• [THE REQUEST]: Every record that follows must be duplicated exactly, with images left out.

Figure collection entries
^^^^

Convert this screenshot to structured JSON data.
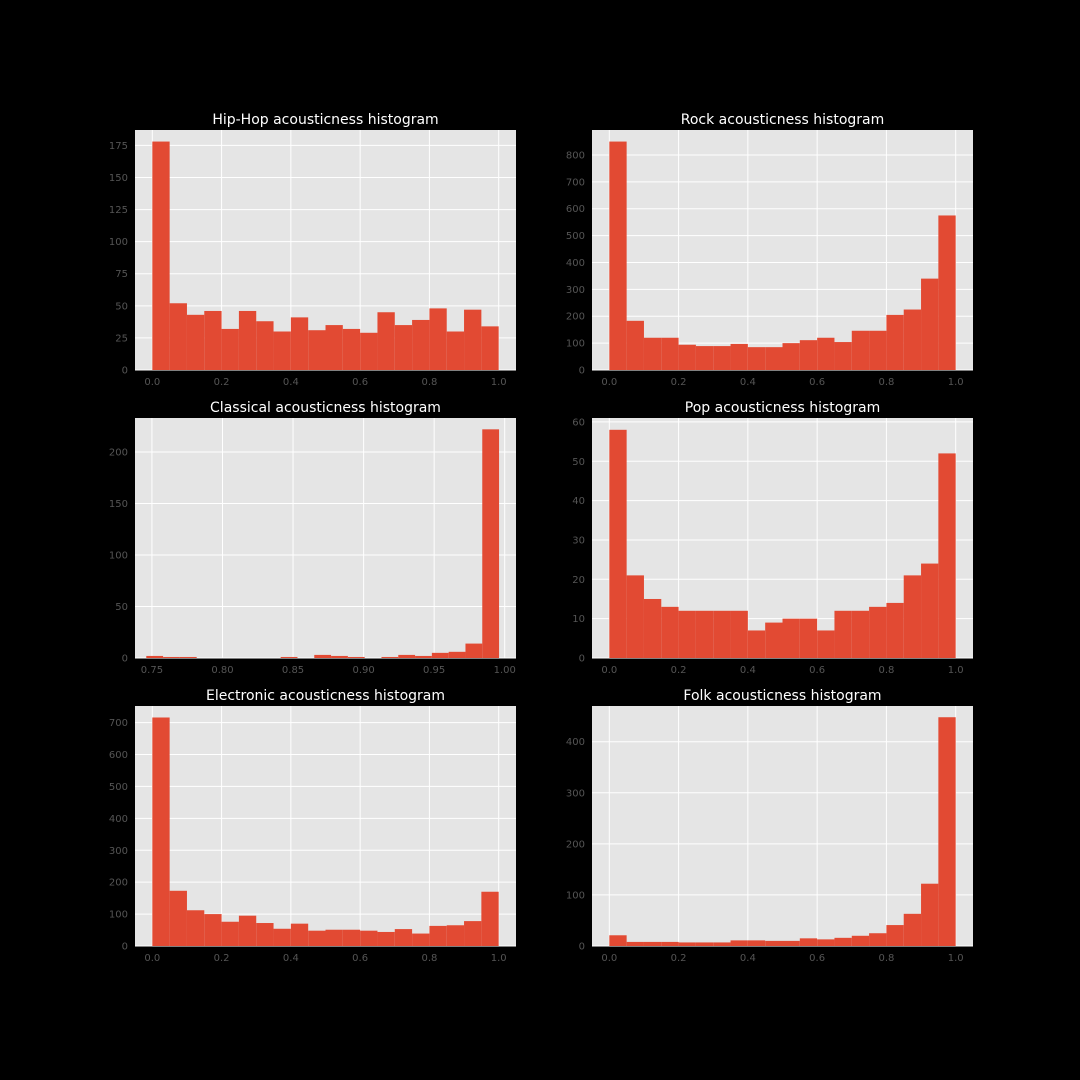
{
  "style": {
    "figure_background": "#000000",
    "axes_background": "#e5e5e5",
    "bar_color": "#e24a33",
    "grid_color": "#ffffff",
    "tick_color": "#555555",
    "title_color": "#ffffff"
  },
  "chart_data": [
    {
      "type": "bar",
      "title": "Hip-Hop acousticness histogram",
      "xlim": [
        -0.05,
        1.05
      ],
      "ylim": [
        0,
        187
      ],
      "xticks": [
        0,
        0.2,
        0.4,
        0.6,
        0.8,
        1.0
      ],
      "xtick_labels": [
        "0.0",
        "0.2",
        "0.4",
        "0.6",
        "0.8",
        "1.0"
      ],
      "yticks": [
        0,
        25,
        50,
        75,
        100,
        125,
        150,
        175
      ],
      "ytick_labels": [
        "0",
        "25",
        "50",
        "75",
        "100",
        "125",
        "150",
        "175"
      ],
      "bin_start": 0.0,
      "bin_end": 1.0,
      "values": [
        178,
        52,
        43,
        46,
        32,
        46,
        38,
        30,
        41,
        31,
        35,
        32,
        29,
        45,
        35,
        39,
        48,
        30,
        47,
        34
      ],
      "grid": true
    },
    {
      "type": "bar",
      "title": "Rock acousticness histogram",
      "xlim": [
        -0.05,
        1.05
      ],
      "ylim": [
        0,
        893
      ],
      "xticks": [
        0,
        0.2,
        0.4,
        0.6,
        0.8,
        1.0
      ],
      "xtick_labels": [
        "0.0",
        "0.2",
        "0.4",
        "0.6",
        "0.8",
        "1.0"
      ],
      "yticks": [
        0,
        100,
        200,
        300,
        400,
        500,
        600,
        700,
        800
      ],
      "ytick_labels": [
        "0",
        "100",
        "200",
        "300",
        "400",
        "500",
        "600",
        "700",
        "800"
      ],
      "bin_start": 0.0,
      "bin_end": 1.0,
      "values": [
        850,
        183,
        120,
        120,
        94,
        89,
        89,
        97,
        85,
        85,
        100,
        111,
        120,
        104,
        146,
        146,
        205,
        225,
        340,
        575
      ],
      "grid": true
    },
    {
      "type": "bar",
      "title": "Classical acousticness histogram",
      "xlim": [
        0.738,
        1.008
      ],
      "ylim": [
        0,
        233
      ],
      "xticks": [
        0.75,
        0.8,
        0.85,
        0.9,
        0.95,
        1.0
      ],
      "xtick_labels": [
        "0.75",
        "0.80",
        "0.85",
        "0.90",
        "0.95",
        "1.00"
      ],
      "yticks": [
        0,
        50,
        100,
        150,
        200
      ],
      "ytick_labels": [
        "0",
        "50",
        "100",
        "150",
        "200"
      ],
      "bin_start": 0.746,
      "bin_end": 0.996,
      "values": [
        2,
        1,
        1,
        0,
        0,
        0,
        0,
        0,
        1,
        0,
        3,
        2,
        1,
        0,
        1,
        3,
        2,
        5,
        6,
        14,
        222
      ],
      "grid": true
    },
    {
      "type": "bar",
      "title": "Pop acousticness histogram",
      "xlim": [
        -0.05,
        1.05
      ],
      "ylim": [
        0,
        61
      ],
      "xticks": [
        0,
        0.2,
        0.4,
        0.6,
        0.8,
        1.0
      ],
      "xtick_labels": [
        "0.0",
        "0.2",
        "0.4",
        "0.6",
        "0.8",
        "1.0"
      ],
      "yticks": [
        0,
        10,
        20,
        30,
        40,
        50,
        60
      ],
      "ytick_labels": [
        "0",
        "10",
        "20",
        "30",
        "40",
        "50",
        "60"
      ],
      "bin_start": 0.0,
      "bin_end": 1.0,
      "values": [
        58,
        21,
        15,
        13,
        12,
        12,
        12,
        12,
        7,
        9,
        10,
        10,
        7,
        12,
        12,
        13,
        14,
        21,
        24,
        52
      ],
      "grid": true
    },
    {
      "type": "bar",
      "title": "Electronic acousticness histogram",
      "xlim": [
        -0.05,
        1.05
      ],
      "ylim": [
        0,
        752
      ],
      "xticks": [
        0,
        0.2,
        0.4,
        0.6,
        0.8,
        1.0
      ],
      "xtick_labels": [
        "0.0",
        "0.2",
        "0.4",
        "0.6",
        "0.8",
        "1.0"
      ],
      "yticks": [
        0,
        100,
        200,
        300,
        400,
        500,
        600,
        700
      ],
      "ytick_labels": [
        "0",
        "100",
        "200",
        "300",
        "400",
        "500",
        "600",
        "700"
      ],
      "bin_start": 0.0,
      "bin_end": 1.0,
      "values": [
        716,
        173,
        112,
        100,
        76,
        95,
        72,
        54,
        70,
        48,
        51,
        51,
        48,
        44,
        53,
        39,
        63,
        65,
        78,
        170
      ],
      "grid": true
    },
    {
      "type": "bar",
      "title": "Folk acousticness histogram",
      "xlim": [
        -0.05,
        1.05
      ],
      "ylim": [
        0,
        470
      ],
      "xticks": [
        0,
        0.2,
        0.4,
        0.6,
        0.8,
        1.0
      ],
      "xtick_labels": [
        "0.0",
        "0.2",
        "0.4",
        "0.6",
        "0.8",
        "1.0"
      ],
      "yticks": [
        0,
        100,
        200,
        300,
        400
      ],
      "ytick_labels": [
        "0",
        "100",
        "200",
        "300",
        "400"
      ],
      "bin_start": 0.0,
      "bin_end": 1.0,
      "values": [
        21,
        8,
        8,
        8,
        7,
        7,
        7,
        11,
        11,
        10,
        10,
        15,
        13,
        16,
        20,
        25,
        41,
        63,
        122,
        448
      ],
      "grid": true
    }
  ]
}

^^^^

• [OUTPUT OF THE TASK]:
Convert this screenshot to structured JSON data.
{
  "style": {
    "figure_background": "#000000",
    "axes_background": "#e5e5e5",
    "bar_color": "#e24a33",
    "grid_color": "#ffffff",
    "tick_color": "#555555",
    "title_color": "#ffffff"
  },
  "chart_data": [
    {
      "type": "bar",
      "title": "Hip-Hop acousticness histogram",
      "xlim": [
        -0.05,
        1.05
      ],
      "ylim": [
        0,
        187
      ],
      "xticks": [
        0,
        0.2,
        0.4,
        0.6,
        0.8,
        1.0
      ],
      "xtick_labels": [
        "0.0",
        "0.2",
        "0.4",
        "0.6",
        "0.8",
        "1.0"
      ],
      "yticks": [
        0,
        25,
        50,
        75,
        100,
        125,
        150,
        175
      ],
      "ytick_labels": [
        "0",
        "25",
        "50",
        "75",
        "100",
        "125",
        "150",
        "175"
      ],
      "bin_start": 0.0,
      "bin_end": 1.0,
      "values": [
        178,
        52,
        43,
        46,
        32,
        46,
        38,
        30,
        41,
        31,
        35,
        32,
        29,
        45,
        35,
        39,
        48,
        30,
        47,
        34
      ],
      "grid": true
    },
    {
      "type": "bar",
      "title": "Rock acousticness histogram",
      "xlim": [
        -0.05,
        1.05
      ],
      "ylim": [
        0,
        893
      ],
      "xticks": [
        0,
        0.2,
        0.4,
        0.6,
        0.8,
        1.0
      ],
      "xtick_labels": [
        "0.0",
        "0.2",
        "0.4",
        "0.6",
        "0.8",
        "1.0"
      ],
      "yticks": [
        0,
        100,
        200,
        300,
        400,
        500,
        600,
        700,
        800
      ],
      "ytick_labels": [
        "0",
        "100",
        "200",
        "300",
        "400",
        "500",
        "600",
        "700",
        "800"
      ],
      "bin_start": 0.0,
      "bin_end": 1.0,
      "values": [
        850,
        183,
        120,
        120,
        94,
        89,
        89,
        97,
        85,
        85,
        100,
        111,
        120,
        104,
        146,
        146,
        205,
        225,
        340,
        575
      ],
      "grid": true
    },
    {
      "type": "bar",
      "title": "Classical acousticness histogram",
      "xlim": [
        0.738,
        1.008
      ],
      "ylim": [
        0,
        233
      ],
      "xticks": [
        0.75,
        0.8,
        0.85,
        0.9,
        0.95,
        1.0
      ],
      "xtick_labels": [
        "0.75",
        "0.80",
        "0.85",
        "0.90",
        "0.95",
        "1.00"
      ],
      "yticks": [
        0,
        50,
        100,
        150,
        200
      ],
      "ytick_labels": [
        "0",
        "50",
        "100",
        "150",
        "200"
      ],
      "bin_start": 0.746,
      "bin_end": 0.996,
      "values": [
        2,
        1,
        1,
        0,
        0,
        0,
        0,
        0,
        1,
        0,
        3,
        2,
        1,
        0,
        1,
        3,
        2,
        5,
        6,
        14,
        222
      ],
      "grid": true
    },
    {
      "type": "bar",
      "title": "Pop acousticness histogram",
      "xlim": [
        -0.05,
        1.05
      ],
      "ylim": [
        0,
        61
      ],
      "xticks": [
        0,
        0.2,
        0.4,
        0.6,
        0.8,
        1.0
      ],
      "xtick_labels": [
        "0.0",
        "0.2",
        "0.4",
        "0.6",
        "0.8",
        "1.0"
      ],
      "yticks": [
        0,
        10,
        20,
        30,
        40,
        50,
        60
      ],
      "ytick_labels": [
        "0",
        "10",
        "20",
        "30",
        "40",
        "50",
        "60"
      ],
      "bin_start": 0.0,
      "bin_end": 1.0,
      "values": [
        58,
        21,
        15,
        13,
        12,
        12,
        12,
        12,
        7,
        9,
        10,
        10,
        7,
        12,
        12,
        13,
        14,
        21,
        24,
        52
      ],
      "grid": true
    },
    {
      "type": "bar",
      "title": "Electronic acousticness histogram",
      "xlim": [
        -0.05,
        1.05
      ],
      "ylim": [
        0,
        752
      ],
      "xticks": [
        0,
        0.2,
        0.4,
        0.6,
        0.8,
        1.0
      ],
      "xtick_labels": [
        "0.0",
        "0.2",
        "0.4",
        "0.6",
        "0.8",
        "1.0"
      ],
      "yticks": [
        0,
        100,
        200,
        300,
        400,
        500,
        600,
        700
      ],
      "ytick_labels": [
        "0",
        "100",
        "200",
        "300",
        "400",
        "500",
        "600",
        "700"
      ],
      "bin_start": 0.0,
      "bin_end": 1.0,
      "values": [
        716,
        173,
        112,
        100,
        76,
        95,
        72,
        54,
        70,
        48,
        51,
        51,
        48,
        44,
        53,
        39,
        63,
        65,
        78,
        170
      ],
      "grid": true
    },
    {
      "type": "bar",
      "title": "Folk acousticness histogram",
      "xlim": [
        -0.05,
        1.05
      ],
      "ylim": [
        0,
        470
      ],
      "xticks": [
        0,
        0.2,
        0.4,
        0.6,
        0.8,
        1.0
      ],
      "xtick_labels": [
        "0.0",
        "0.2",
        "0.4",
        "0.6",
        "0.8",
        "1.0"
      ],
      "yticks": [
        0,
        100,
        200,
        300,
        400
      ],
      "ytick_labels": [
        "0",
        "100",
        "200",
        "300",
        "400"
      ],
      "bin_start": 0.0,
      "bin_end": 1.0,
      "values": [
        21,
        8,
        8,
        8,
        7,
        7,
        7,
        11,
        11,
        10,
        10,
        15,
        13,
        16,
        20,
        25,
        41,
        63,
        122,
        448
      ],
      "grid": true
    }
  ]
}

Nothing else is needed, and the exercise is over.